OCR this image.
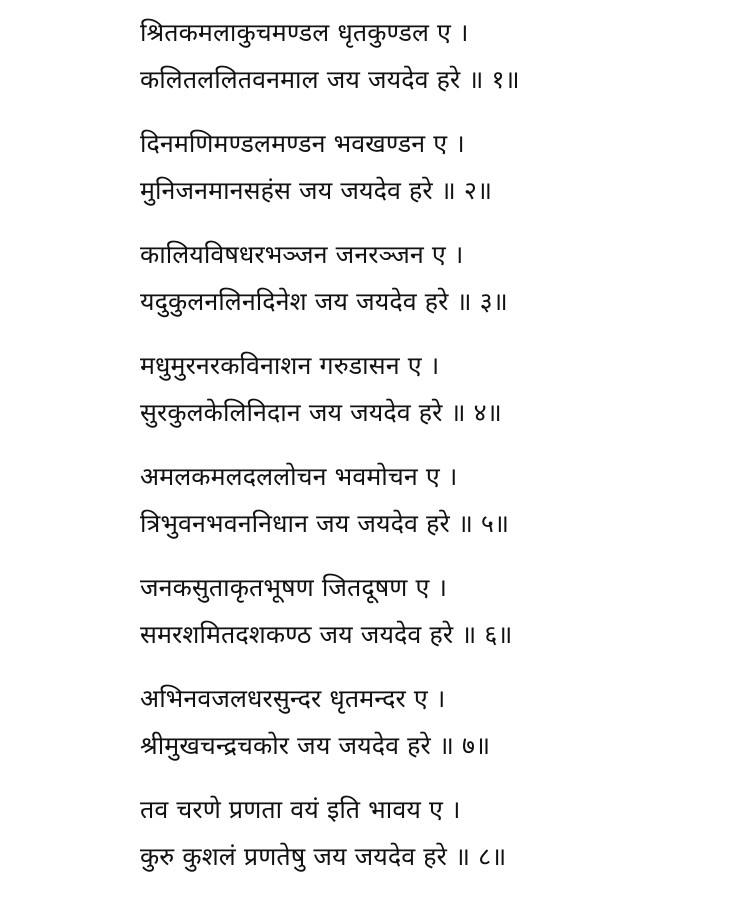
श्रितकमलाकुचमण्डल धृतकुण्डल ए ।
कलितललितवनमाल जय जयदेव हरे ॥ १॥
दिनमणिमण्डलमण्डन भवखण्डन ए ।
मुनिजनमानसहंस जय जयदेव हरे ॥ २॥
कालियविषधरभञ्जन जनरञ्जन ए ।
यदुकुलनलिनदिनेश जय जयदेव हरे ॥ ३॥
मधुमुरनरकविनाशन गरुडासन ए ।
सुरकुलकेलिनिदान जय जयदेव हरे ॥ ४॥
अमलकमलदललोचन भवमोचन ए ।
त्रिभुवनभवननिधान जय जयदेव हरे ॥ ५॥
जनकसुताकृतभूषण जितदूषण ए ।
समरशमितदशकण्ठ जय जयदेव हरे ॥ ६॥
अभिनवजलधरसुन्दर धृतमन्दर ए ।
श्रीमुखचन्द्रचकोर जय जयदेव हरे ॥ ७॥
तव चरणे प्रणता वयं इति भावय ए ।
कुरु कुशलं प्रणतेषु जय जयदेव हरे ॥ ८॥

--

• **Objective**
Leave out the pictures and print every line of the data exactly.

• **Finished exercise**
OCR this image.
श्रितकमलाकुचमण्डल धृतकुण्डल ए ।
कलितललितवनमाल जय जयदेव हरे ॥ १॥
दिनमणिमण्डलमण्डन भवखण्डन ए ।
मुनिजनमानसहंस जय जयदेव हरे ॥ २॥
कालियविषधरभञ्जन जनरञ्जन ए ।
यदुकुलनलिनदिनेश जय जयदेव हरे ॥ ३॥
मधुमुरनरकविनाशन गरुडासन ए ।
सुरकुलकेलिनिदान जय जयदेव हरे ॥ ४॥
अमलकमलदललोचन भवमोचन ए ।
त्रिभुवनभवननिधान जय जयदेव हरे ॥ ५॥
जनकसुताकृतभूषण जितदूषण ए ।
समरशमितदशकण्ठ जय जयदेव हरे ॥ ६॥
अभिनवजलधरसुन्दर धृतमन्दर ए ।
श्रीमुखचन्द्रचकोर जय जयदेव हरे ॥ ७॥
तव चरणे प्रणता वयं इति भावय ए ।
कुरु कुशलं प्रणतेषु जय जयदेव हरे ॥ ८॥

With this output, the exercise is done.